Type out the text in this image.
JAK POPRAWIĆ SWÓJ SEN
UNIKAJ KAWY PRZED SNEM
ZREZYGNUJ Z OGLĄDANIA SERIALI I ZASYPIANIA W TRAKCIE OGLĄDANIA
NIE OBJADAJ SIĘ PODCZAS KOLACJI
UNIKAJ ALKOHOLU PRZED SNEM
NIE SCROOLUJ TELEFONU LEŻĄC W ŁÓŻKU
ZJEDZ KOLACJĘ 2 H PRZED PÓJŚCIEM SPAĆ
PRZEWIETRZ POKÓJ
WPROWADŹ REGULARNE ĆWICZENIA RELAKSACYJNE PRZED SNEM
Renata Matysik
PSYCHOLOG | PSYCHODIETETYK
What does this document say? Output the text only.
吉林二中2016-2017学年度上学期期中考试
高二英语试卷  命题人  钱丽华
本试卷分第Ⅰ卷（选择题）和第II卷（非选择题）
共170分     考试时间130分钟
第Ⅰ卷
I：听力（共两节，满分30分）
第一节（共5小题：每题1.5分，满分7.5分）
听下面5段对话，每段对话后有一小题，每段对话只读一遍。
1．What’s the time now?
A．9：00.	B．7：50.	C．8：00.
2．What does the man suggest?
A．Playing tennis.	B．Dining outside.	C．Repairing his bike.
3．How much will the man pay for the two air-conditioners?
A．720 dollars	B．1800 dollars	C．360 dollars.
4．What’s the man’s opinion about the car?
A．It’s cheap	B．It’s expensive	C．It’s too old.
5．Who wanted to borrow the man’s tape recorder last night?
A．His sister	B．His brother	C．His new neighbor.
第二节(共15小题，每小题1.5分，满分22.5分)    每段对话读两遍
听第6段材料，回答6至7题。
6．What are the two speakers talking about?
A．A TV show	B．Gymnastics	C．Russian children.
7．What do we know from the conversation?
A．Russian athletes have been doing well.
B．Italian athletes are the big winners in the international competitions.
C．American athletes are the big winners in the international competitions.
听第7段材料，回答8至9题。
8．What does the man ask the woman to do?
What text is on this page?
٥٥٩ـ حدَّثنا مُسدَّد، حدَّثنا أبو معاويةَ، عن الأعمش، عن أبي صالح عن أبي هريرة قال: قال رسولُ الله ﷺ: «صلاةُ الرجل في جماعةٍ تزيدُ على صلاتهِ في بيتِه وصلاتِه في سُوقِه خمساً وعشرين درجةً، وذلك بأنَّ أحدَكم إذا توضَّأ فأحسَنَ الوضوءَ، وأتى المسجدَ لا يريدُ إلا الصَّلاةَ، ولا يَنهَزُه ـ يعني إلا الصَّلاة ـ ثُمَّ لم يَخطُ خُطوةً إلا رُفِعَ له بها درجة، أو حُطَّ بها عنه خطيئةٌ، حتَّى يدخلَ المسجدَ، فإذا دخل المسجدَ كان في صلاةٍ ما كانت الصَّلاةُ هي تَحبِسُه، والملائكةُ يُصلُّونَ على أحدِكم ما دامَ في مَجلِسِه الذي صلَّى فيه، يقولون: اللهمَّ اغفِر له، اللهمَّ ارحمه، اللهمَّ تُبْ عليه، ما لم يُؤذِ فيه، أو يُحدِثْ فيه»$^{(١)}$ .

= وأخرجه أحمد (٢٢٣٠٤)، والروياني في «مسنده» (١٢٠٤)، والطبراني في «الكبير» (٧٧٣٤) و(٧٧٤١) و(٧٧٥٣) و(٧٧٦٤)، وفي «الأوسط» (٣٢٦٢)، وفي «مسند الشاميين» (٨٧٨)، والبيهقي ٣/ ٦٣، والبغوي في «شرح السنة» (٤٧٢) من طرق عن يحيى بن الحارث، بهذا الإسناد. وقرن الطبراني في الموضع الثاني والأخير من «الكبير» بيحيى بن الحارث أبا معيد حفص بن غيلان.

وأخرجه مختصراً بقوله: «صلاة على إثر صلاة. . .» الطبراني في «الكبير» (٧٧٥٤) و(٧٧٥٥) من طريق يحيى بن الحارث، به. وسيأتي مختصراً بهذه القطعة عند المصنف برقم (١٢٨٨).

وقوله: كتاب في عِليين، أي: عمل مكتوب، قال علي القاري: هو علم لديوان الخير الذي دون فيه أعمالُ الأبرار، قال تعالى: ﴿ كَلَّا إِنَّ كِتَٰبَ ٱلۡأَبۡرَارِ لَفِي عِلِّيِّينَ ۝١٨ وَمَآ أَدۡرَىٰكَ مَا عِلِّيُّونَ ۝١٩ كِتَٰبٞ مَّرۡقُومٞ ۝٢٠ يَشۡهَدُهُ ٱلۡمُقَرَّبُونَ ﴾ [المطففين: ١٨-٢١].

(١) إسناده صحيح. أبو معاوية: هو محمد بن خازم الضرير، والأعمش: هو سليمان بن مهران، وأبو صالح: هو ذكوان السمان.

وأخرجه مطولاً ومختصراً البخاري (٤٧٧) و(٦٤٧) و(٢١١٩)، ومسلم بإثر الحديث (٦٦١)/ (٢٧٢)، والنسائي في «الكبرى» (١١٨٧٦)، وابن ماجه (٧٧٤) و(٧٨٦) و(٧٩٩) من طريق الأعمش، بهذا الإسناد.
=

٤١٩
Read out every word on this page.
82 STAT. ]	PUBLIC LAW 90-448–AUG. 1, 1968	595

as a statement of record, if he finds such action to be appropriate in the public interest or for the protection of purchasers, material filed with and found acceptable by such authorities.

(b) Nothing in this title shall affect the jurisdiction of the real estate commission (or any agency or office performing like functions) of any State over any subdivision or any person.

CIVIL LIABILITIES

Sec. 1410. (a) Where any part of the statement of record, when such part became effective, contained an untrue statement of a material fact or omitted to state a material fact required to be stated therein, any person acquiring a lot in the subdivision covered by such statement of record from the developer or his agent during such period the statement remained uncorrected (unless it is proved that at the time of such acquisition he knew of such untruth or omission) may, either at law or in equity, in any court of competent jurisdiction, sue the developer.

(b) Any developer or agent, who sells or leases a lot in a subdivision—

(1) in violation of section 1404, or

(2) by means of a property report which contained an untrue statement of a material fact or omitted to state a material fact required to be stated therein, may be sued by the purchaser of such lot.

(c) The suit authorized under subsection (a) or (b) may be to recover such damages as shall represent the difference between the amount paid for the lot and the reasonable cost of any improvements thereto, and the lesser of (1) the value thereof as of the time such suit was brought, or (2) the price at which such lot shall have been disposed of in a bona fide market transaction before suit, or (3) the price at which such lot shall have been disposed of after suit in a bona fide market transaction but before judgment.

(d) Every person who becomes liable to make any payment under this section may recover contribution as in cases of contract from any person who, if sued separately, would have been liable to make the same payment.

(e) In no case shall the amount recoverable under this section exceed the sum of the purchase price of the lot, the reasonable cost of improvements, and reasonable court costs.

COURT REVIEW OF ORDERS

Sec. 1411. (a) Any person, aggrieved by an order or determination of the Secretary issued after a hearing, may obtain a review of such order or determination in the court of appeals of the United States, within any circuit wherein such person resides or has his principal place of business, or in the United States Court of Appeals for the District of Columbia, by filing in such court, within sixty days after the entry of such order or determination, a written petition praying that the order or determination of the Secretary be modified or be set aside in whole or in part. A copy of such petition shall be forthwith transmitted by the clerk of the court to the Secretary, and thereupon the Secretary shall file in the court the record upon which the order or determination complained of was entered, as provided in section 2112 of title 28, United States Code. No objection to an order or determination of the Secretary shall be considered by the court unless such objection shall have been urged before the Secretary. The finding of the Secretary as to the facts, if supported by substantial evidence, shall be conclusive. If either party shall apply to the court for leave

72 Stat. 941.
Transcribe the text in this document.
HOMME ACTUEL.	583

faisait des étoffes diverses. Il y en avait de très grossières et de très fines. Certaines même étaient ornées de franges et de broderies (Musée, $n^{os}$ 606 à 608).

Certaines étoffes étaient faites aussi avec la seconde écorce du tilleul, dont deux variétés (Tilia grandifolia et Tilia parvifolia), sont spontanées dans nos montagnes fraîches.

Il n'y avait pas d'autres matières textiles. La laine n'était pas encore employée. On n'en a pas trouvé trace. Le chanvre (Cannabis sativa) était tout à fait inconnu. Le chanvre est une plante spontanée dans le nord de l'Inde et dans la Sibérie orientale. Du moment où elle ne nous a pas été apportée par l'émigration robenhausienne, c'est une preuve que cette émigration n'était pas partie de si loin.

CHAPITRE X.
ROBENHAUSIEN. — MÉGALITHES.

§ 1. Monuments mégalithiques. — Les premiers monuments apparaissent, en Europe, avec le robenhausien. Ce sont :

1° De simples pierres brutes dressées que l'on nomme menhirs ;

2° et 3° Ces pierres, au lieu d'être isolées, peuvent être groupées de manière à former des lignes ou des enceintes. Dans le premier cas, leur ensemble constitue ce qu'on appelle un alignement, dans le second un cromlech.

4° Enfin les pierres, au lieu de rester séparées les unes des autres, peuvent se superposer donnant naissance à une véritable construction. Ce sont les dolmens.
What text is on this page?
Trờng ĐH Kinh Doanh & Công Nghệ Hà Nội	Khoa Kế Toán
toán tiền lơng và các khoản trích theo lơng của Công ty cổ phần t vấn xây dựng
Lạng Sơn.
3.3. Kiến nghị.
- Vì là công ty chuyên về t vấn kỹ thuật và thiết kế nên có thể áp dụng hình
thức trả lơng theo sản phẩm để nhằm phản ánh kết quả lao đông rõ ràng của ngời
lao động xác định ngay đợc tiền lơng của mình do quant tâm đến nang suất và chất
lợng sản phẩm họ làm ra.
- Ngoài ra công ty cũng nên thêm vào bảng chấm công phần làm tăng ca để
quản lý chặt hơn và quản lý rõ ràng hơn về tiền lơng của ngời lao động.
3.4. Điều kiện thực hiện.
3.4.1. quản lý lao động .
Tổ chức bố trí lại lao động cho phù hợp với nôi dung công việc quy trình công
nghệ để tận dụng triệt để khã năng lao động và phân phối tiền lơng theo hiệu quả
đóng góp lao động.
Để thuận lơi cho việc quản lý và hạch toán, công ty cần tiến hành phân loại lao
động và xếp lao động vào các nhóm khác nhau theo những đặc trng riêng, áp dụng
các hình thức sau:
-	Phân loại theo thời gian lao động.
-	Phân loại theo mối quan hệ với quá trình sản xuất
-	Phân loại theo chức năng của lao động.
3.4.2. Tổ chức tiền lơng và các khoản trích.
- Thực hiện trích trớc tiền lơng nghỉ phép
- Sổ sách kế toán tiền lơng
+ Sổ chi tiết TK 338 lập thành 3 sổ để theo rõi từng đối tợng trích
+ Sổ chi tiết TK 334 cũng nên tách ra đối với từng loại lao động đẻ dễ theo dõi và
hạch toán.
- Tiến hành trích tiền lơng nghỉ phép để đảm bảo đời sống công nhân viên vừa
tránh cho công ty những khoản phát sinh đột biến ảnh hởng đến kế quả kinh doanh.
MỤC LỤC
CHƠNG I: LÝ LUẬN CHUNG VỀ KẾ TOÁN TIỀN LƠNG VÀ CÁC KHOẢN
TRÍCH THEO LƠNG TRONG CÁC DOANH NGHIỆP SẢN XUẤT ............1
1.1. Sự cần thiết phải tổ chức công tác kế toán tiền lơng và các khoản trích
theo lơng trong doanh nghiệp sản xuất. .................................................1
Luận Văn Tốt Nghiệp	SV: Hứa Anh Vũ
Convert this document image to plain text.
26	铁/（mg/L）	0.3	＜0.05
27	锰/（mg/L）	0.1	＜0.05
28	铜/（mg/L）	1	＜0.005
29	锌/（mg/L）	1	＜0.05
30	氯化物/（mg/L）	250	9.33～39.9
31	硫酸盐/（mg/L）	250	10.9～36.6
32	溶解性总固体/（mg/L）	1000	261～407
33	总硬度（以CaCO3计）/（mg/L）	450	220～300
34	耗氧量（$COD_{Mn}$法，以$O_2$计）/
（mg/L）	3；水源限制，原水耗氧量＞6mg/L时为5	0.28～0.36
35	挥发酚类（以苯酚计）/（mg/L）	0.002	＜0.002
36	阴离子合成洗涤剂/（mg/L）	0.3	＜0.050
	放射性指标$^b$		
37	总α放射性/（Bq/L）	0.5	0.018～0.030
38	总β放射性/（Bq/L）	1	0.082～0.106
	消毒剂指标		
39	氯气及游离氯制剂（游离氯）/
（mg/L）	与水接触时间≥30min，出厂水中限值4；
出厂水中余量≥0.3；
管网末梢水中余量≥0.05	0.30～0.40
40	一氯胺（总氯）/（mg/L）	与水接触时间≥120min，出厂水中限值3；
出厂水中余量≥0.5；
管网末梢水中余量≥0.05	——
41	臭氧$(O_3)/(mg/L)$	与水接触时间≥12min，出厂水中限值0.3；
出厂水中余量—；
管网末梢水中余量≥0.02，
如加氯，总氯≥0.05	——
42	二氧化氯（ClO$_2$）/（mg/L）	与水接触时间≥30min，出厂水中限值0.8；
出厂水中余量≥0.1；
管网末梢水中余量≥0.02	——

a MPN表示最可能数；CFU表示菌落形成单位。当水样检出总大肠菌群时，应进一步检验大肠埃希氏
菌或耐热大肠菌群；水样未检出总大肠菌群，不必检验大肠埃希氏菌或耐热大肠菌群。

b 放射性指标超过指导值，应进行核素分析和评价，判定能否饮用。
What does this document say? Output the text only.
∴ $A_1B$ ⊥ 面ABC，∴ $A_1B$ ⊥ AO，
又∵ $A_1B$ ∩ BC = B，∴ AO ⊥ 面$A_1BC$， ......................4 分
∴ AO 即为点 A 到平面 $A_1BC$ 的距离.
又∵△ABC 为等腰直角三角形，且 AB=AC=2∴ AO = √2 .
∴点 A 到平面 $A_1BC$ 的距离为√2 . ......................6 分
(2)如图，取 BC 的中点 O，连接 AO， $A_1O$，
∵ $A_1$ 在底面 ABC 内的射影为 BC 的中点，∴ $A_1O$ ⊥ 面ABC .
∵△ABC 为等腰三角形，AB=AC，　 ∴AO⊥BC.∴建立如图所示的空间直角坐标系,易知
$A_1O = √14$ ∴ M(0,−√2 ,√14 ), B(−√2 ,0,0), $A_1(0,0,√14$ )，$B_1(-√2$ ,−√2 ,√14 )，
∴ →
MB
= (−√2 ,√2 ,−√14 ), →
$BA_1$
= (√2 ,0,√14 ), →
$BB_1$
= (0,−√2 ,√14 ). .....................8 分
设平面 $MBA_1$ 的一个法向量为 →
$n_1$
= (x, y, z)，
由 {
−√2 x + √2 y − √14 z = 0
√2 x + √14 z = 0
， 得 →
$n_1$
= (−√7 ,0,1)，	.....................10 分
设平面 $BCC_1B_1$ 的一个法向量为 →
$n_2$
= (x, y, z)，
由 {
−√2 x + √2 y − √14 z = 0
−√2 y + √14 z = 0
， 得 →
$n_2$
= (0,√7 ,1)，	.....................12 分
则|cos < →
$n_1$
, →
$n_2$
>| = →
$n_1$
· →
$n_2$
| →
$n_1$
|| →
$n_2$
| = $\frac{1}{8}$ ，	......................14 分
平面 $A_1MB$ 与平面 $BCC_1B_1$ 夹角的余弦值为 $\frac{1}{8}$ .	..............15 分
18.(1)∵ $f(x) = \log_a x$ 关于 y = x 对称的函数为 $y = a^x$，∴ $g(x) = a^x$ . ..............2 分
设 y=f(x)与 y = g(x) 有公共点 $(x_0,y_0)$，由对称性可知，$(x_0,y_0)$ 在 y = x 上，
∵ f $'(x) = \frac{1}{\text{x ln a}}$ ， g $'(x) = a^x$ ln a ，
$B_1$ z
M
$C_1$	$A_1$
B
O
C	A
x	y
|---|
## Task objective
Look for the word "PRZED" in every line of the listing and copy the lines that have it.

## Response to the exercise
UNIKAJ KAWY PRZED SNEM
UNIKAJ ALKOHOLU PRZED SNEM
ZJEDZ KOLACJĘ 2 H PRZED PÓJŚCIEM SPAĆ
WPROWADŹ REGULARNE ĆWICZENIA RELAKSACYJNE PRZED SNEM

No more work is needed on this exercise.